>> Begin DATA FOR THE TASK

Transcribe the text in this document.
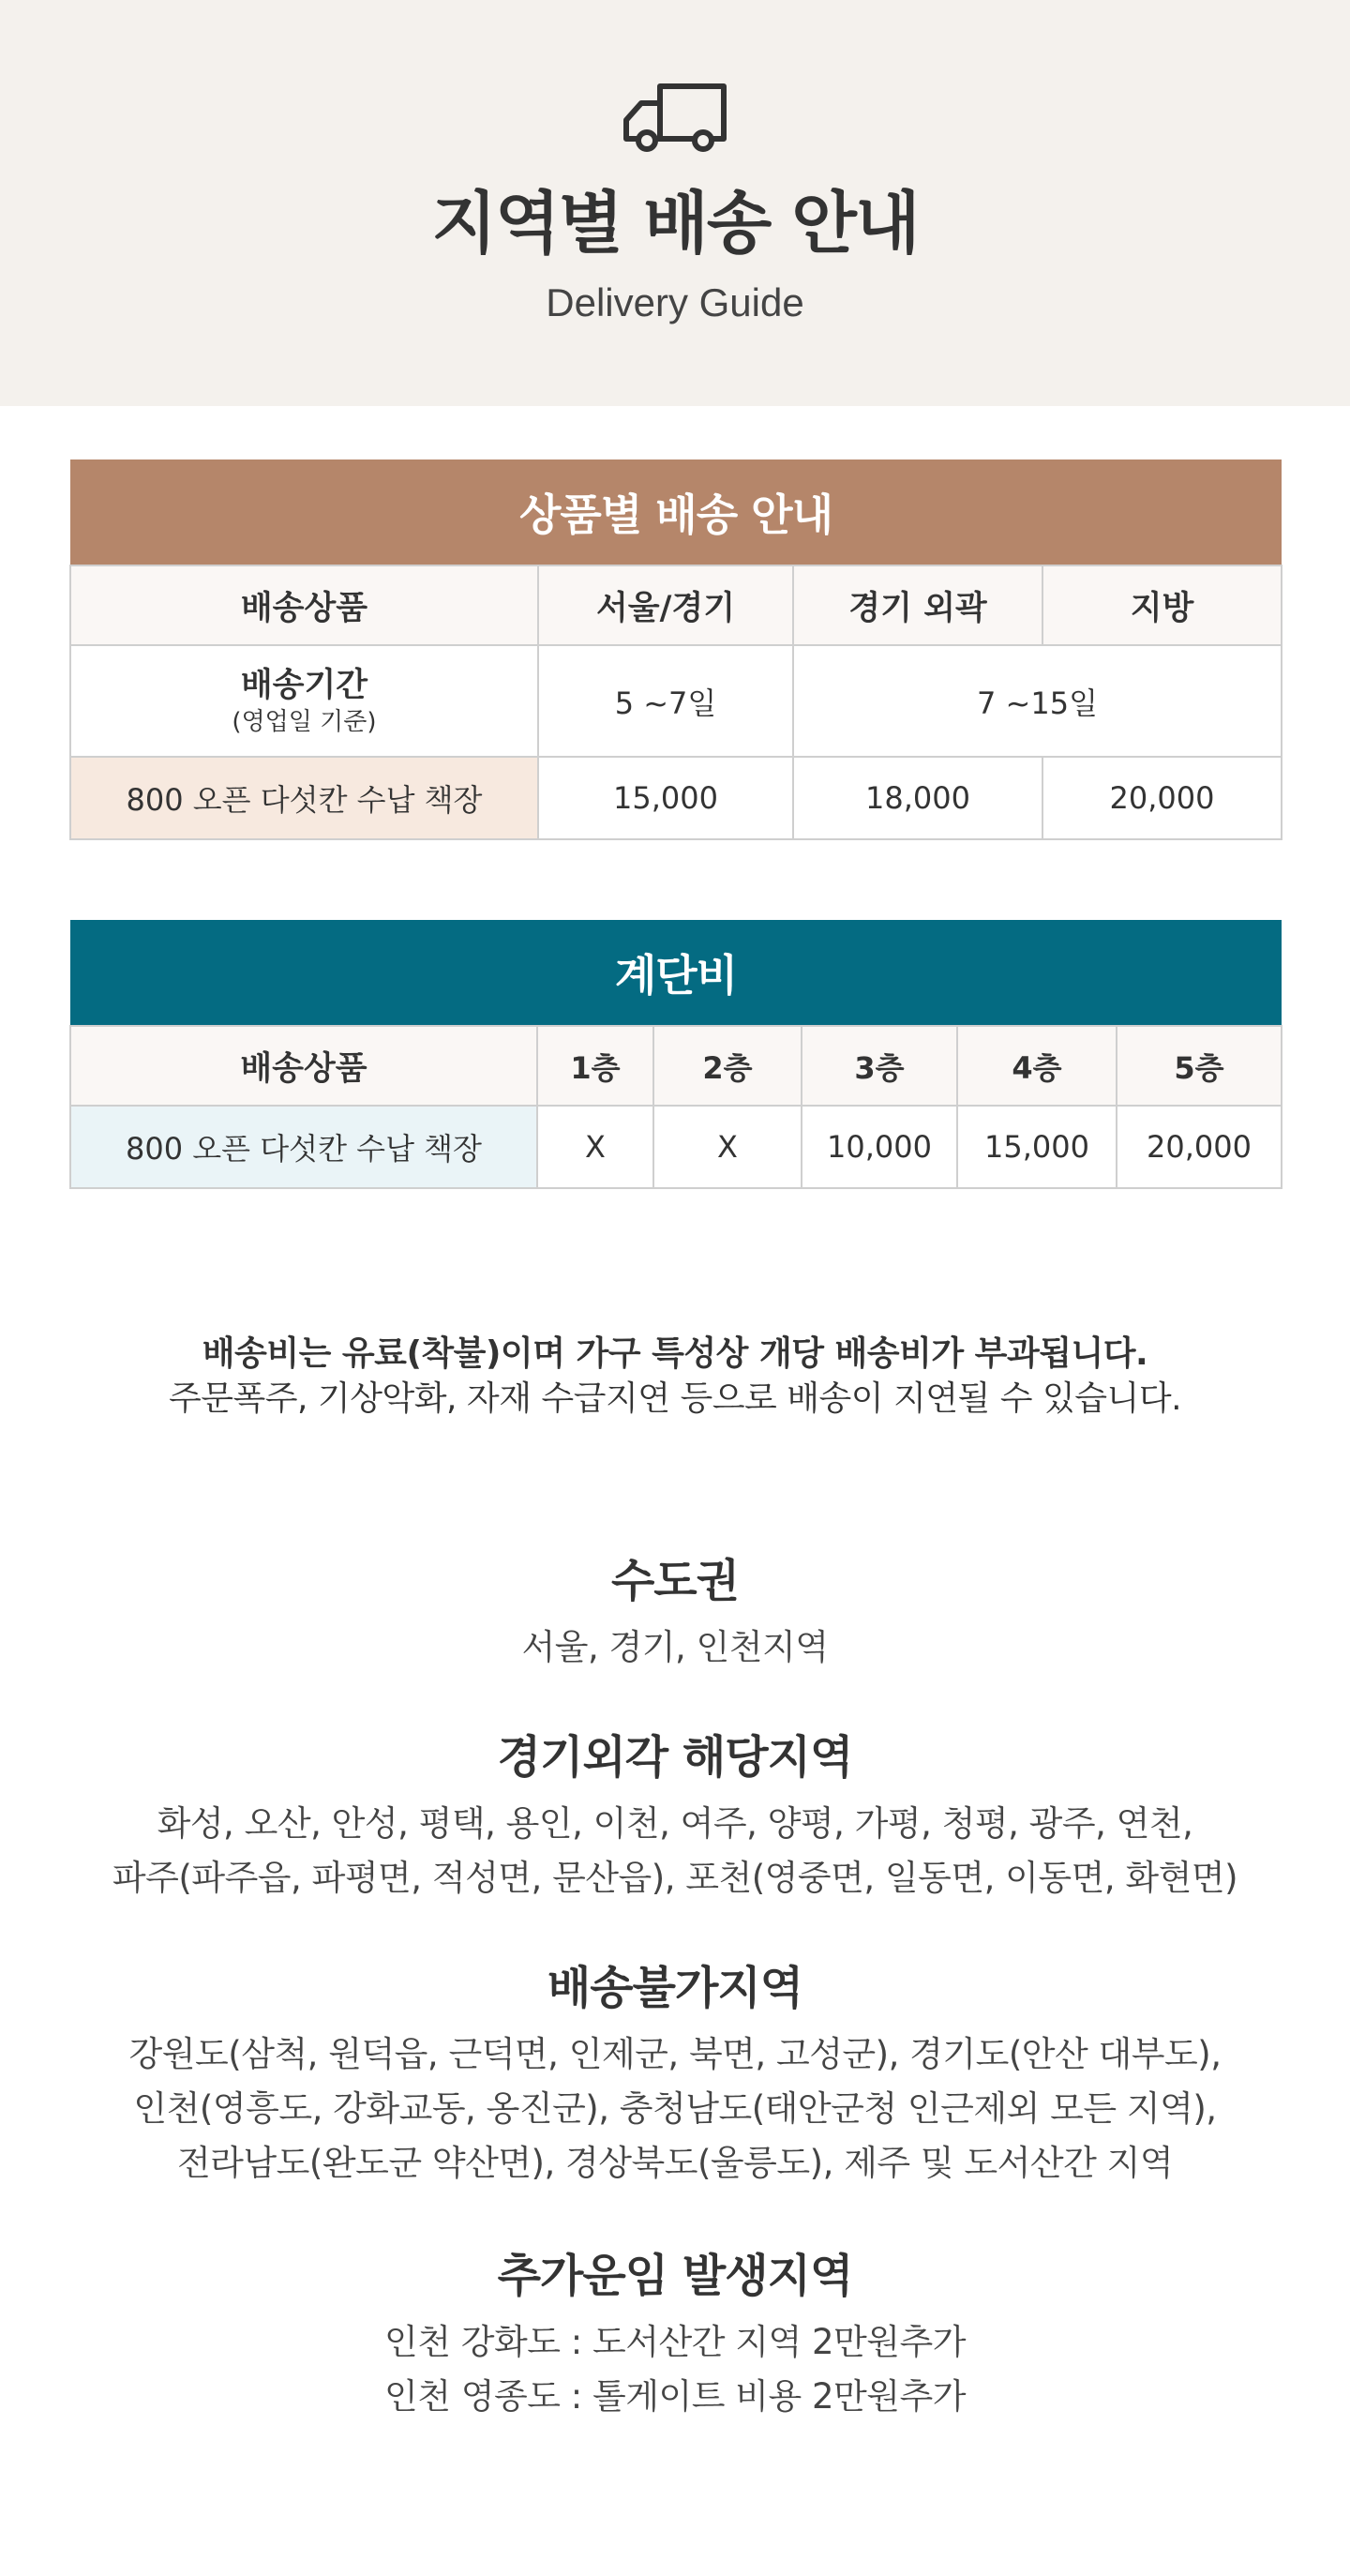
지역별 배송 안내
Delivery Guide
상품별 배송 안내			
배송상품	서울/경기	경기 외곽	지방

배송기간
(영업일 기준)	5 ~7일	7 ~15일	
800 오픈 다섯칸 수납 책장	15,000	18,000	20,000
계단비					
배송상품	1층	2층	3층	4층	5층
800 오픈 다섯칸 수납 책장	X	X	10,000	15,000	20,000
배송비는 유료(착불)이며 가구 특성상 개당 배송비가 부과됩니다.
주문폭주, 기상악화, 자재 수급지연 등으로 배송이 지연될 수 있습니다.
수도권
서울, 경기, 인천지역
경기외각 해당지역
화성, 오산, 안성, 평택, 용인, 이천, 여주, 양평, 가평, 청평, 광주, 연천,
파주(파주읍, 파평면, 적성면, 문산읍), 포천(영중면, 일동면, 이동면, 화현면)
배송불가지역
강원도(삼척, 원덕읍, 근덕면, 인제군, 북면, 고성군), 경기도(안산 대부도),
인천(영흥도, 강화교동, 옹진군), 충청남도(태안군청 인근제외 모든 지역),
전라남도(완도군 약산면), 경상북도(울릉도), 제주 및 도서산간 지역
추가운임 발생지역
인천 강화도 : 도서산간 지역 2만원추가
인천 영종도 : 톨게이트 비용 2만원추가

>> End DATA FOR THE TASK

DIRECTIVE: Omit pictures; set down the rest of the material word for word.

CORRECT ANSWER:
Transcribe the text in this document.
지역별 배송 안내
Delivery Guide
상품별 배송 안내			
배송상품	서울/경기	경기 외곽	지방

배송기간
(영업일 기준)	5 ~7일	7 ~15일	
800 오픈 다섯칸 수납 책장	15,000	18,000	20,000
계단비					
배송상품	1층	2층	3층	4층	5층
800 오픈 다섯칸 수납 책장	X	X	10,000	15,000	20,000
배송비는 유료(착불)이며 가구 특성상 개당 배송비가 부과됩니다.
주문폭주, 기상악화, 자재 수급지연 등으로 배송이 지연될 수 있습니다.
수도권
서울, 경기, 인천지역
경기외각 해당지역
화성, 오산, 안성, 평택, 용인, 이천, 여주, 양평, 가평, 청평, 광주, 연천,
파주(파주읍, 파평면, 적성면, 문산읍), 포천(영중면, 일동면, 이동면, 화현면)
배송불가지역
강원도(삼척, 원덕읍, 근덕면, 인제군, 북면, 고성군), 경기도(안산 대부도),
인천(영흥도, 강화교동, 옹진군), 충청남도(태안군청 인근제외 모든 지역),
전라남도(완도군 약산면), 경상북도(울릉도), 제주 및 도서산간 지역
추가운임 발생지역
인천 강화도 : 도서산간 지역 2만원추가
인천 영종도 : 톨게이트 비용 2만원추가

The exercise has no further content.